YOUR INSTRUCTIONS:
Of all the lines in the material, how many include the word "EMDLab"? Give only the number.

RECORDS TO USE:

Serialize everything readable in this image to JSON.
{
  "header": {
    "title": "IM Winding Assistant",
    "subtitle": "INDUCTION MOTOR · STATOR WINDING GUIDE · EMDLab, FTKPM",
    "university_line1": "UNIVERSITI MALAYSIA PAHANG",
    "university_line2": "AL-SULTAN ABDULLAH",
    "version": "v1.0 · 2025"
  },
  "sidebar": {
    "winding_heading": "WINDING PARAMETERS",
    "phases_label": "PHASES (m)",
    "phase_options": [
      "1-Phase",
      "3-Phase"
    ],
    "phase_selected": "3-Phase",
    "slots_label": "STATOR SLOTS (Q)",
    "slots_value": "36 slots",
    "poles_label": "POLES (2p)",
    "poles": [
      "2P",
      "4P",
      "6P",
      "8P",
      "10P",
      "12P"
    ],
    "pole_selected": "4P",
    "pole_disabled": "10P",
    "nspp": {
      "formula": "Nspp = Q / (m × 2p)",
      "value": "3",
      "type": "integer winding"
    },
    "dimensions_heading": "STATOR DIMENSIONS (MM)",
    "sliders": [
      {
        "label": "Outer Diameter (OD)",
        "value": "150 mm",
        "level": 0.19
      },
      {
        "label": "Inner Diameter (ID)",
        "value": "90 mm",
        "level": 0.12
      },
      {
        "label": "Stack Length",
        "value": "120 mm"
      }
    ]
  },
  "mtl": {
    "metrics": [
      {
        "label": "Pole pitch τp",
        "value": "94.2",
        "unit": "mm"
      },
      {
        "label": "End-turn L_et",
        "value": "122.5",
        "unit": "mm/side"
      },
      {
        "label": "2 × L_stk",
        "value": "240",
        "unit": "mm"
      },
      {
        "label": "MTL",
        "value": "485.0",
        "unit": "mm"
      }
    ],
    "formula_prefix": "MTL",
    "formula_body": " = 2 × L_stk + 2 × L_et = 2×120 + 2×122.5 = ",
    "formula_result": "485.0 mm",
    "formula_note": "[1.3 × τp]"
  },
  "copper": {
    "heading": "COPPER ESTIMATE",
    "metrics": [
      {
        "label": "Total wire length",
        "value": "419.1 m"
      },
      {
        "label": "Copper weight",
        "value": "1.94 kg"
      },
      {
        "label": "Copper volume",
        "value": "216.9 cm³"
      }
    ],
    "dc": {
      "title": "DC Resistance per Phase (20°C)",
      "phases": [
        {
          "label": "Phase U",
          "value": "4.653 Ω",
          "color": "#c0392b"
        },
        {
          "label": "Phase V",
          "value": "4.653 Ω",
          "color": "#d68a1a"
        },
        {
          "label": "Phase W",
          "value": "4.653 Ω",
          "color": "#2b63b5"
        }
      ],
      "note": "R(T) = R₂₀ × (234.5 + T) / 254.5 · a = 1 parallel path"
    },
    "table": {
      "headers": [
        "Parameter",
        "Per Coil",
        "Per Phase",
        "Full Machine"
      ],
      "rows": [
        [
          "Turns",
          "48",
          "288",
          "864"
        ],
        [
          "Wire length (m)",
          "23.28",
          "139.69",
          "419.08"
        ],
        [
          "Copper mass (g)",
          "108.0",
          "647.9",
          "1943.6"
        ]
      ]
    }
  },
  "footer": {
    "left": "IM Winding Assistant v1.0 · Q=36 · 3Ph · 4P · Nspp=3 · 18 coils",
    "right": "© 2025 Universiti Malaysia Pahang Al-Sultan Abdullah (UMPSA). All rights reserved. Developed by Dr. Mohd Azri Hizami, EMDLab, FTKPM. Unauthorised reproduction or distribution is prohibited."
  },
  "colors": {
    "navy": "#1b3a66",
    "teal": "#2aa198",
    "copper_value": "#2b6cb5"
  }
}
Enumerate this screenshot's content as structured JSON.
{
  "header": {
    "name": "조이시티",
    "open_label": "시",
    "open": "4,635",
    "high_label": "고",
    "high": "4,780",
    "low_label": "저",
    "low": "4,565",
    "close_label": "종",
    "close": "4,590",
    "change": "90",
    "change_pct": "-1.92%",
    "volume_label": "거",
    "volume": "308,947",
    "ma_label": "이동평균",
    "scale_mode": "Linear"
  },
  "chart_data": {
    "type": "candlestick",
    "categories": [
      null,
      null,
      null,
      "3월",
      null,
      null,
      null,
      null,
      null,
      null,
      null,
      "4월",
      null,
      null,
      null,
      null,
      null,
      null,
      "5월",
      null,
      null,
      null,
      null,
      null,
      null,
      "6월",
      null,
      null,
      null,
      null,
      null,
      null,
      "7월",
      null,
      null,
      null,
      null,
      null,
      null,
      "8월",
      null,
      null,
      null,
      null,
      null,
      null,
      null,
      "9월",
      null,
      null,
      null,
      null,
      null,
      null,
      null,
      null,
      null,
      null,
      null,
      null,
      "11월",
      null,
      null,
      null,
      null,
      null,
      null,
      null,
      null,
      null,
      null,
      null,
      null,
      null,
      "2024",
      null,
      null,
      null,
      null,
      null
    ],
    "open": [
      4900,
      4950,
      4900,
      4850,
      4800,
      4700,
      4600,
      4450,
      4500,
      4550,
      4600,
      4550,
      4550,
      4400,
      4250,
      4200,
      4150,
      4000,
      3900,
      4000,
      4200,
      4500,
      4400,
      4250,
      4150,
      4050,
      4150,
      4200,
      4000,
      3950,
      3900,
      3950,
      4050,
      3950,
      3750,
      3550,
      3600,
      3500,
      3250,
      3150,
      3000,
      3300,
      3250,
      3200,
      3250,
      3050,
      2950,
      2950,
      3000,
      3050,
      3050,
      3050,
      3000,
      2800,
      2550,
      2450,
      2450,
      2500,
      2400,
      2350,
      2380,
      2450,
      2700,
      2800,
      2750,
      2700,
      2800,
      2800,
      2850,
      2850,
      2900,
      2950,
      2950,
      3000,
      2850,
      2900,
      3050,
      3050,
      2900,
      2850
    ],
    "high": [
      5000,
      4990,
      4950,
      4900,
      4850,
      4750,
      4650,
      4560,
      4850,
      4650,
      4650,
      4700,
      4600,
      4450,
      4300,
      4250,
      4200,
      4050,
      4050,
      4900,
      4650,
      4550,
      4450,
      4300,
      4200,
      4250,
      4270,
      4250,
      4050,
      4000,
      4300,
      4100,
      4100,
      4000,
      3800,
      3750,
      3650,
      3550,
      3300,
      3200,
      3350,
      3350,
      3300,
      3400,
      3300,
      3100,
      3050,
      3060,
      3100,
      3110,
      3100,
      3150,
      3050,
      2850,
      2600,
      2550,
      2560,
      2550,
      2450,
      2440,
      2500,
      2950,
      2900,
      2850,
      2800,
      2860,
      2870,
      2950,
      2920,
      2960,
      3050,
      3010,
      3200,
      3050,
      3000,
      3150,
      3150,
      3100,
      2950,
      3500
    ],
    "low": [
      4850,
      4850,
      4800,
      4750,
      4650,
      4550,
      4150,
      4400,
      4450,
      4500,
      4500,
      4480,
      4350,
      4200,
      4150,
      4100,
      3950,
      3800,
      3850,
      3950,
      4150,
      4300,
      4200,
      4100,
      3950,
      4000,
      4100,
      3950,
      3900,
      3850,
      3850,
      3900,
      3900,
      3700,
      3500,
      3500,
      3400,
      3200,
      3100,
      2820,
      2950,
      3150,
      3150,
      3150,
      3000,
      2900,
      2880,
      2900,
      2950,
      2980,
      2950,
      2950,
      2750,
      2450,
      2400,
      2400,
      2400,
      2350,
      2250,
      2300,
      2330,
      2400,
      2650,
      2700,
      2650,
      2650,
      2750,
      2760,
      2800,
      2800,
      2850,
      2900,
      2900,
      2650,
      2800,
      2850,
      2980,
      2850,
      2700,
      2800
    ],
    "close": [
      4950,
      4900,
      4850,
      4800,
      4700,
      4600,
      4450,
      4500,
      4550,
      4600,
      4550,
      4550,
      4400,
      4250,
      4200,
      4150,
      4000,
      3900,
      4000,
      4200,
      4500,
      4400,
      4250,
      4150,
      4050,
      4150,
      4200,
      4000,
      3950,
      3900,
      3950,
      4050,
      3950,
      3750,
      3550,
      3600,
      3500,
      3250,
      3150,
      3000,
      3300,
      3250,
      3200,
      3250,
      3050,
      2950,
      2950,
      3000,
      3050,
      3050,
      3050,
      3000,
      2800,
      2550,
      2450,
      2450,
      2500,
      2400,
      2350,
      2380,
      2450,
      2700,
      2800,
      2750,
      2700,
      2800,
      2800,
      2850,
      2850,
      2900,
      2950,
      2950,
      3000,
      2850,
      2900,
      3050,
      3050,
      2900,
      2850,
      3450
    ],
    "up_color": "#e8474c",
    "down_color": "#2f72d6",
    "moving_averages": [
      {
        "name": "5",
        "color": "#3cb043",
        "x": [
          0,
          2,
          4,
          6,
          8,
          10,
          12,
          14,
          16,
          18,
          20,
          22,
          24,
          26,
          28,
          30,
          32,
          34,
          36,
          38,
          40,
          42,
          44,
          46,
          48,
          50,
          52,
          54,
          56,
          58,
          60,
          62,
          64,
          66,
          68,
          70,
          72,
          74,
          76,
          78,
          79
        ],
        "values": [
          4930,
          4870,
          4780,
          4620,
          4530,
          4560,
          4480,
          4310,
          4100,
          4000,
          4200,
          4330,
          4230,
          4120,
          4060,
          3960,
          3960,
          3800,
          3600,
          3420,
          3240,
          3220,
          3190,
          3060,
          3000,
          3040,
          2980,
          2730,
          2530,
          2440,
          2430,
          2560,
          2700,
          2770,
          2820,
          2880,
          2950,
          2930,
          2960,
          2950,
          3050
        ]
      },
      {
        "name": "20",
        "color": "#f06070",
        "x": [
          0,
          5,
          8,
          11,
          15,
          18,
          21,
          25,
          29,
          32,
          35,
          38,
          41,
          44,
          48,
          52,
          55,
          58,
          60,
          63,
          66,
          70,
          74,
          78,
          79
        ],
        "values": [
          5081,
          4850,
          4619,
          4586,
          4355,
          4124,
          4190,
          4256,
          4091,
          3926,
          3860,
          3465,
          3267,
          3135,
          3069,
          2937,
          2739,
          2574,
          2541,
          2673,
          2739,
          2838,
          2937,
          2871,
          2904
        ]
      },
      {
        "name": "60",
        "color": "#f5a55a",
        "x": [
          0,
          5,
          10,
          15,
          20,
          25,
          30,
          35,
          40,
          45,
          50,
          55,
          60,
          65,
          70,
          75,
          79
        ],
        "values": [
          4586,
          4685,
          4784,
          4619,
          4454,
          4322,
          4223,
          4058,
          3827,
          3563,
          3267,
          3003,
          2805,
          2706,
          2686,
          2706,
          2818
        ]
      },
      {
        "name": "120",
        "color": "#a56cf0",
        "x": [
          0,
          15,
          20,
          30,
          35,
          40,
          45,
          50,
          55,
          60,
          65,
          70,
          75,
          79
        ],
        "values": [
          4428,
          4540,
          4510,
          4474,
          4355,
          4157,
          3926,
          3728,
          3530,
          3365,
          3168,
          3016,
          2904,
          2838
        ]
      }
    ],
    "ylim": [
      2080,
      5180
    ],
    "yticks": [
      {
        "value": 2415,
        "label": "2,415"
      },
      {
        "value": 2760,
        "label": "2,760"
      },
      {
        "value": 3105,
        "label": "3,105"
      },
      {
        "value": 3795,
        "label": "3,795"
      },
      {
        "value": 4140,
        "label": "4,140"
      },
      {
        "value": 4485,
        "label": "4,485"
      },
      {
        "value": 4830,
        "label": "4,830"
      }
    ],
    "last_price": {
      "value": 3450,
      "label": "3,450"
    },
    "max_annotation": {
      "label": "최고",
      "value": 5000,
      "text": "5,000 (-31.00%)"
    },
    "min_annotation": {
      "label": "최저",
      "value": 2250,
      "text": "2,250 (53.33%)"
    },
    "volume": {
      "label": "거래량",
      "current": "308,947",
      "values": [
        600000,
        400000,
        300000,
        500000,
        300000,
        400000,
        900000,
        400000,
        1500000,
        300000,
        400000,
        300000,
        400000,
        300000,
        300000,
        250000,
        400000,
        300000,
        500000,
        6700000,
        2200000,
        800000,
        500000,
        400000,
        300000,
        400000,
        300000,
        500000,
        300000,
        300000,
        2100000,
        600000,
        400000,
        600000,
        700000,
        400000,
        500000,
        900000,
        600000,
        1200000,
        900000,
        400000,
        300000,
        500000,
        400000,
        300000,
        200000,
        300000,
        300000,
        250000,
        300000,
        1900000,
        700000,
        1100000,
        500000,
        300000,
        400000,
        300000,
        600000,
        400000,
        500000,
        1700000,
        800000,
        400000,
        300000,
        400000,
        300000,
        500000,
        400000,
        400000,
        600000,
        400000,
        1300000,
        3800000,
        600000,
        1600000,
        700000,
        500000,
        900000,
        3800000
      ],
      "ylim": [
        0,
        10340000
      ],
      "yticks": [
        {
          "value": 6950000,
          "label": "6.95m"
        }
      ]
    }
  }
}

==

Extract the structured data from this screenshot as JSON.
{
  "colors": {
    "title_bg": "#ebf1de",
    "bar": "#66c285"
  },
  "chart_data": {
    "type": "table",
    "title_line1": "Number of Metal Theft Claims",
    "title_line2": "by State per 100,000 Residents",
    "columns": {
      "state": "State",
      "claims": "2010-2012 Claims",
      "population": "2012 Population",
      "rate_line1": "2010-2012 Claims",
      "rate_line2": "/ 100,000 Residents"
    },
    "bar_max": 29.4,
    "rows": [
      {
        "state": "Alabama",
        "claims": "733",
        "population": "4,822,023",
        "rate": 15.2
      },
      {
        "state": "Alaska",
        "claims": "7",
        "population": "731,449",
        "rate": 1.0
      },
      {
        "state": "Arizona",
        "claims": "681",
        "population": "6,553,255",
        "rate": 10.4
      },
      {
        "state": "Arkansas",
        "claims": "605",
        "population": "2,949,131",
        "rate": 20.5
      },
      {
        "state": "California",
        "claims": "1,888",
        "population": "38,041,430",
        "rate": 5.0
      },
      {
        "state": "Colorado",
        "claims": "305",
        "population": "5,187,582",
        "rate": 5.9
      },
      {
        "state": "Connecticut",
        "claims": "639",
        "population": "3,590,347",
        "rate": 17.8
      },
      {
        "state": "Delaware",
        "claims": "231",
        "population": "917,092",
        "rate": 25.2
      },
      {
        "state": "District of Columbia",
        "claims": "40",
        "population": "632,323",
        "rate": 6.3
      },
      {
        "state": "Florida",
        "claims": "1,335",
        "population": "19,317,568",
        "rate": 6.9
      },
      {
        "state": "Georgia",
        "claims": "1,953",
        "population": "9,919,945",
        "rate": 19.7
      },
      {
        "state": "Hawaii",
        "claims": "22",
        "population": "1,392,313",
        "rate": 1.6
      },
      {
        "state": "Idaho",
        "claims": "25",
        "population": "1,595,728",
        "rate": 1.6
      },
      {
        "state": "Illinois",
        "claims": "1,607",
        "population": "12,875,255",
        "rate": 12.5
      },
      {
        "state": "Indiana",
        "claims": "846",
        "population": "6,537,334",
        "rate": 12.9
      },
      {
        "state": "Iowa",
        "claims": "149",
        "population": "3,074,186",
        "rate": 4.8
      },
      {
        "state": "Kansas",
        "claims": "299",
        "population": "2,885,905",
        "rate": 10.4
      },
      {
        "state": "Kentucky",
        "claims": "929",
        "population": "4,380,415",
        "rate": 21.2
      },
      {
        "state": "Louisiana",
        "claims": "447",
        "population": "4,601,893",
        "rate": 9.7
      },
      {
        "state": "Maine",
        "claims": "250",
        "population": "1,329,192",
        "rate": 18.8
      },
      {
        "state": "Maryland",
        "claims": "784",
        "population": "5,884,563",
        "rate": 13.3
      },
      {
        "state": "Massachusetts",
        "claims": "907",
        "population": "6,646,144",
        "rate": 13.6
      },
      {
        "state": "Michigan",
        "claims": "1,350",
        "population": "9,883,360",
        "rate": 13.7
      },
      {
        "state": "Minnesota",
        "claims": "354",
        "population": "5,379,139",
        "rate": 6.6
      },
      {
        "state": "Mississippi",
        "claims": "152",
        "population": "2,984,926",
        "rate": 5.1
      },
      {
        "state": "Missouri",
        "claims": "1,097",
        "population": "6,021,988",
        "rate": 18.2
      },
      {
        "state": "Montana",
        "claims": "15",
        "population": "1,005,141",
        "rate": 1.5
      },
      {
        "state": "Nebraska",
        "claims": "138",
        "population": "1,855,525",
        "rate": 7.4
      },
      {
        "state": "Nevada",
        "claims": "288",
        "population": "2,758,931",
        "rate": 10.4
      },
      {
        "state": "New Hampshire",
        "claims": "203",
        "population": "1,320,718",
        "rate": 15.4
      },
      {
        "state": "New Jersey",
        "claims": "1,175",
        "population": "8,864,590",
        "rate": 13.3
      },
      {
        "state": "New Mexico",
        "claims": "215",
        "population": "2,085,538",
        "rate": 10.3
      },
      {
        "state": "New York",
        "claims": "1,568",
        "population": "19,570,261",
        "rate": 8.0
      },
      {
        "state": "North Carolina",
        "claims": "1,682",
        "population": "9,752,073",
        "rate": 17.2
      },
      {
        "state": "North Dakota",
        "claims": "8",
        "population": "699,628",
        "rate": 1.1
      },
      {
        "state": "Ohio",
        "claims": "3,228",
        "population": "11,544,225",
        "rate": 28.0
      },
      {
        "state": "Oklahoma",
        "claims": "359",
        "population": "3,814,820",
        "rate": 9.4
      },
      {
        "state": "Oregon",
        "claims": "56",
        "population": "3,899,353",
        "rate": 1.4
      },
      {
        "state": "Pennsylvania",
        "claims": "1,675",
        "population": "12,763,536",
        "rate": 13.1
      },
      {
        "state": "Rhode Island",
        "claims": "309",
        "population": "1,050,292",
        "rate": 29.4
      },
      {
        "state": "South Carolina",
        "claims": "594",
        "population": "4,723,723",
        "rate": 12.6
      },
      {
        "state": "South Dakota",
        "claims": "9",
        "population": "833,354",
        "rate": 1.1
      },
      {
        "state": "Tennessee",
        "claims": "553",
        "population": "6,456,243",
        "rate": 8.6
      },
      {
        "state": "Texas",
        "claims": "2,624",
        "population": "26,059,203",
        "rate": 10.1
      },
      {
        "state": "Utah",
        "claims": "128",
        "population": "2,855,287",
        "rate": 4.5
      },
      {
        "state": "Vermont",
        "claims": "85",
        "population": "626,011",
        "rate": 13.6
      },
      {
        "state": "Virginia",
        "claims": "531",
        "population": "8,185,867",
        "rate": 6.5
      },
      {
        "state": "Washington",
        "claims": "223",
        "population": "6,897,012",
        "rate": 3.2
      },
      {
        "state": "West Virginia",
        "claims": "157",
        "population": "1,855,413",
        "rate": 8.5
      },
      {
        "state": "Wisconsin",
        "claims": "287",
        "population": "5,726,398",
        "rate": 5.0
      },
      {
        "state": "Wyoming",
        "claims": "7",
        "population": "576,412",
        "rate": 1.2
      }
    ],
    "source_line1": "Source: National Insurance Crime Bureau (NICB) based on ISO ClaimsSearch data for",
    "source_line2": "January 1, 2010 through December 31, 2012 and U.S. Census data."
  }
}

==

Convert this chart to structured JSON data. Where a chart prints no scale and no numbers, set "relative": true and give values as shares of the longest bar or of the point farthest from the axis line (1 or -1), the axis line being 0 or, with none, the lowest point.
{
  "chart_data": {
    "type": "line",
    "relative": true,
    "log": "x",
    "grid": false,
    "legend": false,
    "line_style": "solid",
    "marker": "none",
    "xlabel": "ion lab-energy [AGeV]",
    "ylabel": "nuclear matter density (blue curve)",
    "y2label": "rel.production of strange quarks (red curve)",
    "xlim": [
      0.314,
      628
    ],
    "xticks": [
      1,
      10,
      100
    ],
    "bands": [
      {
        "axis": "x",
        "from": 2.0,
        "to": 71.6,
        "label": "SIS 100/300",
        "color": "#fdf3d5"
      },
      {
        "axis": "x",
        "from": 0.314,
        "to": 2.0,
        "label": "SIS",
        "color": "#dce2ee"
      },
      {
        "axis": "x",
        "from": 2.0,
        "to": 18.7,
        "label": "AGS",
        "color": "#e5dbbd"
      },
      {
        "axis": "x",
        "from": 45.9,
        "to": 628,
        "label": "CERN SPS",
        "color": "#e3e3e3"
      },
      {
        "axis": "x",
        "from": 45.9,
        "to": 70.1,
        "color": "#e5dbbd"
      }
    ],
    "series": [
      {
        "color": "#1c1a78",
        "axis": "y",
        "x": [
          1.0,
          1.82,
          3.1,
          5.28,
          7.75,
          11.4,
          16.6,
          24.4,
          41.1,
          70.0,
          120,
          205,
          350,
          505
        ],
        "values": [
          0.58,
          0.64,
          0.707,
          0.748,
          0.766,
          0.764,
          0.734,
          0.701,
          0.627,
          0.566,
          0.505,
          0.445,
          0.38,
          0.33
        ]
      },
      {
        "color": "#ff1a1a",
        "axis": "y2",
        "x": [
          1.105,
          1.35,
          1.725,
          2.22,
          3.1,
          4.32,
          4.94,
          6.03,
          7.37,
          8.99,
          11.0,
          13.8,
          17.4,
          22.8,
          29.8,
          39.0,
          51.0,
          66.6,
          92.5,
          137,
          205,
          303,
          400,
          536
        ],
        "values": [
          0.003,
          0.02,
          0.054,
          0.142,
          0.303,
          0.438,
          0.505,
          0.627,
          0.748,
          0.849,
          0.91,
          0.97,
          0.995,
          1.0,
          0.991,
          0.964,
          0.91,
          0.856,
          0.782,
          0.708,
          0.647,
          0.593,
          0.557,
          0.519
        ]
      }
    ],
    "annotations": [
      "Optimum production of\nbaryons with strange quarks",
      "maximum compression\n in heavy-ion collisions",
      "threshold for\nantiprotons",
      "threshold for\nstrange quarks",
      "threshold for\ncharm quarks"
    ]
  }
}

RESPONSE FOR THIS EXERCISE:
2